*** Record list ***

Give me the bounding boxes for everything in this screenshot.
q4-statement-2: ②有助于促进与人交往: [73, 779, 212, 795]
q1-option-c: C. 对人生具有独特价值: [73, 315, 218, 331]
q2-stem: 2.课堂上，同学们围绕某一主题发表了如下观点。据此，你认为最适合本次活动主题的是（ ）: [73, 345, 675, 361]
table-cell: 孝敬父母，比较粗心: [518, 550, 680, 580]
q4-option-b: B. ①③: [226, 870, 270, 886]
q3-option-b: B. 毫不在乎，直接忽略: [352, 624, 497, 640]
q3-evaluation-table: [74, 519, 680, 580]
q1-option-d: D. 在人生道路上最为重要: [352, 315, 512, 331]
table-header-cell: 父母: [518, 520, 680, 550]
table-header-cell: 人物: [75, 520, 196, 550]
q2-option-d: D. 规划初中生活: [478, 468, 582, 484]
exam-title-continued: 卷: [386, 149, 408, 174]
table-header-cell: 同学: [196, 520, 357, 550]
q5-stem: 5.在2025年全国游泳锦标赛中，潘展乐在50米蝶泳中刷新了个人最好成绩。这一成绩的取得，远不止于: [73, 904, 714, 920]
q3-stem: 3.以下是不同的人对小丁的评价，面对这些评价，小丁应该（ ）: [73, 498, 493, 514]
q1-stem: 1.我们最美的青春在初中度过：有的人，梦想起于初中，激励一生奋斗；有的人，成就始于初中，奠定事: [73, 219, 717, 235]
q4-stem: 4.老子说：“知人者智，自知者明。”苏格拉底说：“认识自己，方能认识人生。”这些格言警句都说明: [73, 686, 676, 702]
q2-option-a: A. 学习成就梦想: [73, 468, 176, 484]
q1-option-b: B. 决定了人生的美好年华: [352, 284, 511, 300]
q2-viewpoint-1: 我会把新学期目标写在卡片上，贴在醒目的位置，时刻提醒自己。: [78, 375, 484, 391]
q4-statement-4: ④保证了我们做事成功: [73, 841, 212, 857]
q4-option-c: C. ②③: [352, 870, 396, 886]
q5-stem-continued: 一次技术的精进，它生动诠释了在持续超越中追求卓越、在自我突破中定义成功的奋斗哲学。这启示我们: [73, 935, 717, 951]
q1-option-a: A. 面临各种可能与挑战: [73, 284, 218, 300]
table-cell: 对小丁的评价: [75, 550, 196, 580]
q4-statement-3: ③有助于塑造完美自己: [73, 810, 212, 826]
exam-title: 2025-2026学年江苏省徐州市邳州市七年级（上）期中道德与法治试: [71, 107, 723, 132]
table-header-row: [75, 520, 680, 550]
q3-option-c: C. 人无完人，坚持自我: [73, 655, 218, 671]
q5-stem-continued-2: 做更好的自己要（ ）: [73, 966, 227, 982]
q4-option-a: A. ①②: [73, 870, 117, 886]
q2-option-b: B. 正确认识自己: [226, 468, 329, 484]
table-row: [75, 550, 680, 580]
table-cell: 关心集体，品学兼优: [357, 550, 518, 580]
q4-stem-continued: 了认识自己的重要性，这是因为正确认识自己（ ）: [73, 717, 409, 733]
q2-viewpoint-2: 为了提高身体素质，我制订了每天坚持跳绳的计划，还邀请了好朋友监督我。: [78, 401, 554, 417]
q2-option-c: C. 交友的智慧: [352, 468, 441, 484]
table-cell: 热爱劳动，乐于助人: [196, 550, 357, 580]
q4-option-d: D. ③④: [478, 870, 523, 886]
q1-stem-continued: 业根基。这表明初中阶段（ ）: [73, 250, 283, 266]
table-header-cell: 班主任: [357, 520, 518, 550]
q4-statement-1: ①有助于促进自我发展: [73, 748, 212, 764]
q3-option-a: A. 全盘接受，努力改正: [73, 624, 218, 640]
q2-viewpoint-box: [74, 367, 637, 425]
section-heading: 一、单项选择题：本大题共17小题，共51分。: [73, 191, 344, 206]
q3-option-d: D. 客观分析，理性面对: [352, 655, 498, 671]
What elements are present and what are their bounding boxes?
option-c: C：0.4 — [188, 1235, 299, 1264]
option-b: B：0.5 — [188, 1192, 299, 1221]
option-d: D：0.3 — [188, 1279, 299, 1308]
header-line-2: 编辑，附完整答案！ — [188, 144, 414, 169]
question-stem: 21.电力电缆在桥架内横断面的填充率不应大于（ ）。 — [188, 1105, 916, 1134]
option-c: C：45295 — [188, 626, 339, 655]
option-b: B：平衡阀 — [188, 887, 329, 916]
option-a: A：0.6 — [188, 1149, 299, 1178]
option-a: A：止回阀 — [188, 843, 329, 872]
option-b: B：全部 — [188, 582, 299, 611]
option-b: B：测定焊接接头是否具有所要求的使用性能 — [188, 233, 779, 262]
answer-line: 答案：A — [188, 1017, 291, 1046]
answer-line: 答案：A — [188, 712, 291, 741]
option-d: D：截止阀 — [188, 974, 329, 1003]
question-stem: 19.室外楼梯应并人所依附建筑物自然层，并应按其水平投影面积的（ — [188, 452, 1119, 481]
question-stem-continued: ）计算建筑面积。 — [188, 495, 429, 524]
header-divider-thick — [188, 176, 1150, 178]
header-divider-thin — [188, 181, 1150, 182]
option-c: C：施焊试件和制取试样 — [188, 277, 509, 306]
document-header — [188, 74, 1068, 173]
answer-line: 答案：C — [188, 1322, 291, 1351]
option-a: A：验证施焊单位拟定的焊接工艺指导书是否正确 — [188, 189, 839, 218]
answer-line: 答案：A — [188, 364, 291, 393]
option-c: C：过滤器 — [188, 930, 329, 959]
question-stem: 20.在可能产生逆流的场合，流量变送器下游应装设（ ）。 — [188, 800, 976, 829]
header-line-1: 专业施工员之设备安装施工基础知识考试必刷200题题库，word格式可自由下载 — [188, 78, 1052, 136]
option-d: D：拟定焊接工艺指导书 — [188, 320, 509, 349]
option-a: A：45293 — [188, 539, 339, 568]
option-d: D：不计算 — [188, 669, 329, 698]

***

What you are asked to do - Put every line of the material above into a Markdown table with two columns, Row and Line. Number the rows and leave out blank lines.

Output -
| Row | Line |
|---|---|
| 1 | Give me the bounding boxes for everything in this screenshot. |
| 2 | q4-statement-2: ②有助于促进与人交往: [73, 779, 212, 795] |
| 3 | q1-option-c: C. 对人生具有独特价值: [73, 315, 218, 331] |
| 4 | q2-stem: 2.课堂上，同学们围绕某一主题发表了如下观点。据此，你认为最适合本次活动主题的是（ ）: [73, 345, 675, 361] |
| 5 | table-cell: 孝敬父母，比较粗心: [518, 550, 680, 580] |
| 6 | q4-option-b: B. ①③: [226, 870, 270, 886] |
| 7 | q3-option-b: B. 毫不在乎，直接忽略: [352, 624, 497, 640] |
| 8 | q3-evaluation-table: [74, 519, 680, 580] |
| 9 | q1-option-d: D. 在人生道路上最为重要: [352, 315, 512, 331] |
| 10 | table-header-cell: 父母: [518, 520, 680, 550] |
| 11 | table-header-cell: 人物: [75, 520, 196, 550] |
| 12 | q2-option-d: D. 规划初中生活: [478, 468, 582, 484] |
| 13 | exam-title-continued: 卷: [386, 149, 408, 174] |
| 14 | table-header-cell: 同学: [196, 520, 357, 550] |
| 15 | q5-stem: 5.在2025年全国游泳锦标赛中，潘展乐在50米蝶泳中刷新了个人最好成绩。这一成绩的取得，远不止于: [73, 904, 714, 920] |
| 16 | q3-stem: 3.以下是不同的人对小丁的评价，面对这些评价，小丁应该（ ）: [73, 498, 493, 514] |
| 17 | q1-stem: 1.我们最美的青春在初中度过：有的人，梦想起于初中，激励一生奋斗；有的人，成就始于初中，奠定事: [73, 219, 717, 235] |
| 18 | q4-stem: 4.老子说：“知人者智，自知者明。”苏格拉底说：“认识自己，方能认识人生。”这些格言警句都说明: [73, 686, 676, 702] |
| 19 | q2-option-a: A. 学习成就梦想: [73, 468, 176, 484] |
| 20 | q1-option-b: B. 决定了人生的美好年华: [352, 284, 511, 300] |
| 21 | q2-viewpoint-1: 我会把新学期目标写在卡片上，贴在醒目的位置，时刻提醒自己。: [78, 375, 484, 391] |
| 22 | q4-statement-4: ④保证了我们做事成功: [73, 841, 212, 857] |
| 23 | q4-option-c: C. ②③: [352, 870, 396, 886] |
| 24 | q5-stem-continued: 一次技术的精进，它生动诠释了在持续超越中追求卓越、在自我突破中定义成功的奋斗哲学。这启示我们: [73, 935, 717, 951] |
| 25 | q1-option-a: A. 面临各种可能与挑战: [73, 284, 218, 300] |
| 26 | table-cell: 对小丁的评价: [75, 550, 196, 580] |
| 27 | q4-statement-3: ③有助于塑造完美自己: [73, 810, 212, 826] |
| 28 | exam-title: 2025-2026学年江苏省徐州市邳州市七年级（上）期中道德与法治试: [71, 107, 723, 132] |
| 29 | table-header-row: [75, 520, 680, 550] |
| 30 | q3-option-c: C. 人无完人，坚持自我: [73, 655, 218, 671] |
| 31 | q5-stem-continued-2: 做更好的自己要（ ）: [73, 966, 227, 982] |
| 32 | q4-option-a: A. ①②: [73, 870, 117, 886] |
| 33 | q2-option-b: B. 正确认识自己: [226, 468, 329, 484] |
| 34 | table-row: [75, 550, 680, 580] |
| 35 | table-cell: 关心集体，品学兼优: [357, 550, 518, 580] |
| 36 | q4-stem-continued: 了认识自己的重要性，这是因为正确认识自己（ ）: [73, 717, 409, 733] |
| 37 | q2-viewpoint-2: 为了提高身体素质，我制订了每天坚持跳绳的计划，还邀请了好朋友监督我。: [78, 401, 554, 417] |
| 38 | q2-option-c: C. 交友的智慧: [352, 468, 441, 484] |
| 39 | table-cell: 热爱劳动，乐于助人: [196, 550, 357, 580] |
| 40 | q4-option-d: D. ③④: [478, 870, 523, 886] |
| 41 | q1-stem-continued: 业根基。这表明初中阶段（ ）: [73, 250, 283, 266] |
| 42 | table-header-cell: 班主任: [357, 520, 518, 550] |
| 43 | q4-statement-1: ①有助于促进自我发展: [73, 748, 212, 764] |
| 44 | q3-option-a: A. 全盘接受，努力改正: [73, 624, 218, 640] |
| 45 | q2-viewpoint-box: [74, 367, 637, 425] |
| 46 | section-heading: 一、单项选择题：本大题共17小题，共51分。: [73, 191, 344, 206] |
| 47 | q3-option-d: D. 客观分析，理性面对: [352, 655, 498, 671] |
| 48 | What elements are present and what are their bounding boxes? |
| 49 | option-c: C：0.4 — [188, 1235, 299, 1264] |
| 50 | option-b: B：0.5 — [188, 1192, 299, 1221] |
| 51 | option-d: D：0.3 — [188, 1279, 299, 1308] |
| 52 | header-line-2: 编辑，附完整答案！ — [188, 144, 414, 169] |
| 53 | question-stem: 21.电力电缆在桥架内横断面的填充率不应大于（ ）。 — [188, 1105, 916, 1134] |
| 54 | option-c: C：45295 — [188, 626, 339, 655] |
| 55 | option-b: B：平衡阀 — [188, 887, 329, 916] |
| 56 | option-a: A：0.6 — [188, 1149, 299, 1178] |
| 57 | option-a: A：止回阀 — [188, 843, 329, 872] |
| 58 | option-b: B：全部 — [188, 582, 299, 611] |
| 59 | option-b: B：测定焊接接头是否具有所要求的使用性能 — [188, 233, 779, 262] |
| 60 | answer-line: 答案：A — [188, 1017, 291, 1046] |
| 61 | answer-line: 答案：A — [188, 712, 291, 741] |
| 62 | option-d: D：截止阀 — [188, 974, 329, 1003] |
| 63 | question-stem: 19.室外楼梯应并人所依附建筑物自然层，并应按其水平投影面积的（ — [188, 452, 1119, 481] |
| 64 | question-stem-continued: ）计算建筑面积。 — [188, 495, 429, 524] |
| 65 | header-divider-thick — [188, 176, 1150, 178] |
| 66 | header-divider-thin — [188, 181, 1150, 182] |
| 67 | option-c: C：施焊试件和制取试样 — [188, 277, 509, 306] |
| 68 | document-header — [188, 74, 1068, 173] |
| 69 | answer-line: 答案：C — [188, 1322, 291, 1351] |
| 70 | option-a: A：验证施焊单位拟定的焊接工艺指导书是否正确 — [188, 189, 839, 218] |
| 71 | answer-line: 答案：A — [188, 364, 291, 393] |
| 72 | option-c: C：过滤器 — [188, 930, 329, 959] |
| 73 | question-stem: 20.在可能产生逆流的场合，流量变送器下游应装设（ ）。 — [188, 800, 976, 829] |
| 74 | header-line-1: 专业施工员之设备安装施工基础知识考试必刷200题题库，word格式可自由下载 — [188, 78, 1052, 136] |
| 75 | option-d: D：拟定焊接工艺指导书 — [188, 320, 509, 349] |
| 76 | option-a: A：45293 — [188, 539, 339, 568] |
| 77 | option-d: D：不计算 — [188, 669, 329, 698] |